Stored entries
============

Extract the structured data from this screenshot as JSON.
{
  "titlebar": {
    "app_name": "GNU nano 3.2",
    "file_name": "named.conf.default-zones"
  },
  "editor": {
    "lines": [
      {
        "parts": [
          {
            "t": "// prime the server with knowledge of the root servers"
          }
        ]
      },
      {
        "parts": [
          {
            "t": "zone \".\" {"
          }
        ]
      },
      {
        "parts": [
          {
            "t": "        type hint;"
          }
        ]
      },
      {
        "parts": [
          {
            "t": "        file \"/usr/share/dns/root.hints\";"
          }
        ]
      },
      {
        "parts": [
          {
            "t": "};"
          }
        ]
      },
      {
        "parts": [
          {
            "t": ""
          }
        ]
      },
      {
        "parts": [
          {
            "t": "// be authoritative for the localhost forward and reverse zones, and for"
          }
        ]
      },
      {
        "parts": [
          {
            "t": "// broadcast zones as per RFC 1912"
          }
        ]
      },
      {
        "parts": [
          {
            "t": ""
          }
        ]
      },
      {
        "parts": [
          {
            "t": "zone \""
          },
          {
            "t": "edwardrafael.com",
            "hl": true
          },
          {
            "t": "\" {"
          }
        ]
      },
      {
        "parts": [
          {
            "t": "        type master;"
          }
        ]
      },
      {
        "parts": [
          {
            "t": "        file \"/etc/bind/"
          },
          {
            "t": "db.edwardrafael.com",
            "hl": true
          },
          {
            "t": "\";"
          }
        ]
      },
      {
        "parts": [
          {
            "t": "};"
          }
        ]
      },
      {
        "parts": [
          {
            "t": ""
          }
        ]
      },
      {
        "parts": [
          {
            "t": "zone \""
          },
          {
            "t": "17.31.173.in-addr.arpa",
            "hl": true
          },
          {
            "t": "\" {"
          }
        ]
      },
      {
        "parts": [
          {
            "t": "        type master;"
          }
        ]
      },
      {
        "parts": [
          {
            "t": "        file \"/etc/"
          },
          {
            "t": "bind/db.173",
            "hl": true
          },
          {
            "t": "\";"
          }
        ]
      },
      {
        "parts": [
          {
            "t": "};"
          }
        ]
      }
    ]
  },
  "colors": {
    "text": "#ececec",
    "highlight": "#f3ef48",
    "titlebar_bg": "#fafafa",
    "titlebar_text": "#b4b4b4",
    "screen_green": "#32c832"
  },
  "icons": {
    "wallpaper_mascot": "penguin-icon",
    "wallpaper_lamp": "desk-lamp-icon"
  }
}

============

EXERCISE DESCRIPTION:
Each entry is to be returned in full, character for character.

WRITTEN SOLUTION:
Extract the structured data from this screenshot as JSON.
{
  "titlebar": {
    "app_name": "GNU nano 3.2",
    "file_name": "named.conf.default-zones"
  },
  "editor": {
    "lines": [
      {
        "parts": [
          {
            "t": "// prime the server with knowledge of the root servers"
          }
        ]
      },
      {
        "parts": [
          {
            "t": "zone \".\" {"
          }
        ]
      },
      {
        "parts": [
          {
            "t": "        type hint;"
          }
        ]
      },
      {
        "parts": [
          {
            "t": "        file \"/usr/share/dns/root.hints\";"
          }
        ]
      },
      {
        "parts": [
          {
            "t": "};"
          }
        ]
      },
      {
        "parts": [
          {
            "t": ""
          }
        ]
      },
      {
        "parts": [
          {
            "t": "// be authoritative for the localhost forward and reverse zones, and for"
          }
        ]
      },
      {
        "parts": [
          {
            "t": "// broadcast zones as per RFC 1912"
          }
        ]
      },
      {
        "parts": [
          {
            "t": ""
          }
        ]
      },
      {
        "parts": [
          {
            "t": "zone \""
          },
          {
            "t": "edwardrafael.com",
            "hl": true
          },
          {
            "t": "\" {"
          }
        ]
      },
      {
        "parts": [
          {
            "t": "        type master;"
          }
        ]
      },
      {
        "parts": [
          {
            "t": "        file \"/etc/bind/"
          },
          {
            "t": "db.edwardrafael.com",
            "hl": true
          },
          {
            "t": "\";"
          }
        ]
      },
      {
        "parts": [
          {
            "t": "};"
          }
        ]
      },
      {
        "parts": [
          {
            "t": ""
          }
        ]
      },
      {
        "parts": [
          {
            "t": "zone \""
          },
          {
            "t": "17.31.173.in-addr.arpa",
            "hl": true
          },
          {
            "t": "\" {"
          }
        ]
      },
      {
        "parts": [
          {
            "t": "        type master;"
          }
        ]
      },
      {
        "parts": [
          {
            "t": "        file \"/etc/"
          },
          {
            "t": "bind/db.173",
            "hl": true
          },
          {
            "t": "\";"
          }
        ]
      },
      {
        "parts": [
          {
            "t": "};"
          }
        ]
      }
    ]
  },
  "colors": {
    "text": "#ececec",
    "highlight": "#f3ef48",
    "titlebar_bg": "#fafafa",
    "titlebar_text": "#b4b4b4",
    "screen_green": "#32c832"
  },
  "icons": {
    "wallpaper_mascot": "penguin-icon",
    "wallpaper_lamp": "desk-lamp-icon"
  }
}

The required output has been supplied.